**PROVIDED PASSAGE:**
────
Understanding Case Report Forms (CRFs)
A Case Report Form is a structured document used to collect study data.
CRFs may be:
Paper-Based
Traditional paper forms completed manually.
Advantages:
- Simple
- Low technological requirements
Disadvantages:
- Transcription errors
- Storage challenges
- Slower availability of data
Electronic CRFs (eCRFs)
Forms implemented in systems such as REDCap.
Advantages:
- Real-time validation
- Reduced errors
- Faster reporting
- Improved audit trails
Modern clinical studies increasingly use eCRFs.
Principles of Good CRF Design
Good CRFs should be:
Clear
Questions should be easy to understand.
Poor:
“Patient status?”
Better:
“Current hospitalization status”
Concise
Collect only necessary information.
Logical
Questions should follow clinical workflow.
────
**TO DO:**
Using the text on case report forms, answer:
(a) Which system is named as an example for implementing electronic CRFs?
(b) What three disadvantages are listed for paper-based CRFs?
(c) What wording is given as the better alternative to "Patient status?"
Rely on the text alone.

Stored data entries
────
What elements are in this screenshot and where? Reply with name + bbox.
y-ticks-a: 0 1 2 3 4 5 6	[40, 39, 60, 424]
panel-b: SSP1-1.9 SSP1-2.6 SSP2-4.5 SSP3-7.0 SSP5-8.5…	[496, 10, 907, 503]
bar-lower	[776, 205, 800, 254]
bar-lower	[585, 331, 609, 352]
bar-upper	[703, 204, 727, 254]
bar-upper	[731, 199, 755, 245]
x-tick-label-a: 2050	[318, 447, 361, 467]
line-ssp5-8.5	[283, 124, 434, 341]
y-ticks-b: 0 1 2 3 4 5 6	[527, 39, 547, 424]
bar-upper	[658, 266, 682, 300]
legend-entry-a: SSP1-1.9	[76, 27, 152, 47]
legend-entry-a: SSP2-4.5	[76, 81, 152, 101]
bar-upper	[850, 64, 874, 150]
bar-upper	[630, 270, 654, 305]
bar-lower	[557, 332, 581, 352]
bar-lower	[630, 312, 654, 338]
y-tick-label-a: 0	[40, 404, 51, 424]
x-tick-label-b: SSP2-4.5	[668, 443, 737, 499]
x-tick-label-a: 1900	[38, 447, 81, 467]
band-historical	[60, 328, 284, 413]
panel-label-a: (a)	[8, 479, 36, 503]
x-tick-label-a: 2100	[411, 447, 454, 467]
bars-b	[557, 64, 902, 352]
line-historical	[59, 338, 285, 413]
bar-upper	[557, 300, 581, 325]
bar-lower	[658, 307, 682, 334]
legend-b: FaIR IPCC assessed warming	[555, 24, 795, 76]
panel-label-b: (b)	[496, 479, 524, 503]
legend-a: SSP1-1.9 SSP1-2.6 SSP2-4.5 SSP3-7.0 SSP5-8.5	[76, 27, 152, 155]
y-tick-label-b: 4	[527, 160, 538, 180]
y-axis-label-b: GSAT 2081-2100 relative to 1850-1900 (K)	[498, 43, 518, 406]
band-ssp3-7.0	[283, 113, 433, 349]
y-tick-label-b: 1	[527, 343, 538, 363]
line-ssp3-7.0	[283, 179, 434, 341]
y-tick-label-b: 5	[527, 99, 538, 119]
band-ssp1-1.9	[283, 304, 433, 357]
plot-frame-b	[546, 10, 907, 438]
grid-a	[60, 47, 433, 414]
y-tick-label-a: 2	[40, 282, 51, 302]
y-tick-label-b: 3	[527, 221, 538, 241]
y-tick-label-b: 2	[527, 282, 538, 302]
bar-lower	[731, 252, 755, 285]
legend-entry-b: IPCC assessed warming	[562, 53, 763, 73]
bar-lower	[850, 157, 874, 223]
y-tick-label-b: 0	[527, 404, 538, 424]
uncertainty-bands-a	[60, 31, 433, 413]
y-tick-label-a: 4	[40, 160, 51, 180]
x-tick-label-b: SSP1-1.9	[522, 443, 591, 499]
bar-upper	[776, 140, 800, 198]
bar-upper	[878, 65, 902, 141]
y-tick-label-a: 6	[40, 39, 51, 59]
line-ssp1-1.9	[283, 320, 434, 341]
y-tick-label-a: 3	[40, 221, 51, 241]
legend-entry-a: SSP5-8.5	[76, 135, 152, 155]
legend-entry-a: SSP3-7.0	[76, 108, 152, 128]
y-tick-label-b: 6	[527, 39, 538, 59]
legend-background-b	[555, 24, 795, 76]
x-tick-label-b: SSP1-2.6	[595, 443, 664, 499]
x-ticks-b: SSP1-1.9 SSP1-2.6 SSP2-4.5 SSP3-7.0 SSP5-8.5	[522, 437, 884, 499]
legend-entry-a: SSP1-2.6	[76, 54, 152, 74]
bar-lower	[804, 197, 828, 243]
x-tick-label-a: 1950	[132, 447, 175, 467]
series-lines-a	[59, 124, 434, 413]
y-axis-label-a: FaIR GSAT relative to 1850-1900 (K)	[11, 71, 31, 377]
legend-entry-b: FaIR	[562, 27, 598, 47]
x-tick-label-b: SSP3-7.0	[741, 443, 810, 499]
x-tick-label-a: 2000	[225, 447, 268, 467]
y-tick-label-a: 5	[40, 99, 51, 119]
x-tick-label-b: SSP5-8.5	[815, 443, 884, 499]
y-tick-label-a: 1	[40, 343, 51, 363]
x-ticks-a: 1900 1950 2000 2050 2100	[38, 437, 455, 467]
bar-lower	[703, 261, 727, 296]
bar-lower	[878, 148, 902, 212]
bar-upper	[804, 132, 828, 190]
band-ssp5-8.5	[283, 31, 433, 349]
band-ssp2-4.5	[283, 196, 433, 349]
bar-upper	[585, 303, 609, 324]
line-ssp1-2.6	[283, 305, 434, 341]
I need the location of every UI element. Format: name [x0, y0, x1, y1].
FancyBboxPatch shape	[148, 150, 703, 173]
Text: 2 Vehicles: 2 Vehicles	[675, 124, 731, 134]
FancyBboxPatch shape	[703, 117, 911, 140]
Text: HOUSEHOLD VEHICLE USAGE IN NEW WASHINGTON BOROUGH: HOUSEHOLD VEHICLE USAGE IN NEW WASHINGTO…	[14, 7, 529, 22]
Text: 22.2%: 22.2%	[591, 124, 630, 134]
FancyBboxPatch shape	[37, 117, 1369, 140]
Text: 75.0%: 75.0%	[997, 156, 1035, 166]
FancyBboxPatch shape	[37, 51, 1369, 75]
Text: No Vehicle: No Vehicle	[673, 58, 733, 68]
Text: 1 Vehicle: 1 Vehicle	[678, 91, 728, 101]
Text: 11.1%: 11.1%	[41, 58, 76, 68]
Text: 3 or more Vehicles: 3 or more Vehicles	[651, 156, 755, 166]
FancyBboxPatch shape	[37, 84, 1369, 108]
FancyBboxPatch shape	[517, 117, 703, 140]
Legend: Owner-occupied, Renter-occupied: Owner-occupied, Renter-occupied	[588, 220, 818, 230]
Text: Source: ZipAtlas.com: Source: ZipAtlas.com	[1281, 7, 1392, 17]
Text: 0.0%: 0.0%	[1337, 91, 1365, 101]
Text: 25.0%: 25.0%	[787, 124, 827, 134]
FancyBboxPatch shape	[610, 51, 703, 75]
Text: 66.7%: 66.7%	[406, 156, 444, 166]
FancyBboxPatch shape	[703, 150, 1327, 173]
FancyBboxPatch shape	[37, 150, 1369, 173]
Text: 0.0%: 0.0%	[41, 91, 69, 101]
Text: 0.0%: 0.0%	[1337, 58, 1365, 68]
────
**ANSWER TO THIS PROBLEM:**
(a) REDCap
(b) Transcription errors, storage challenges, and slower availability of data
(c) "Current hospitalization status"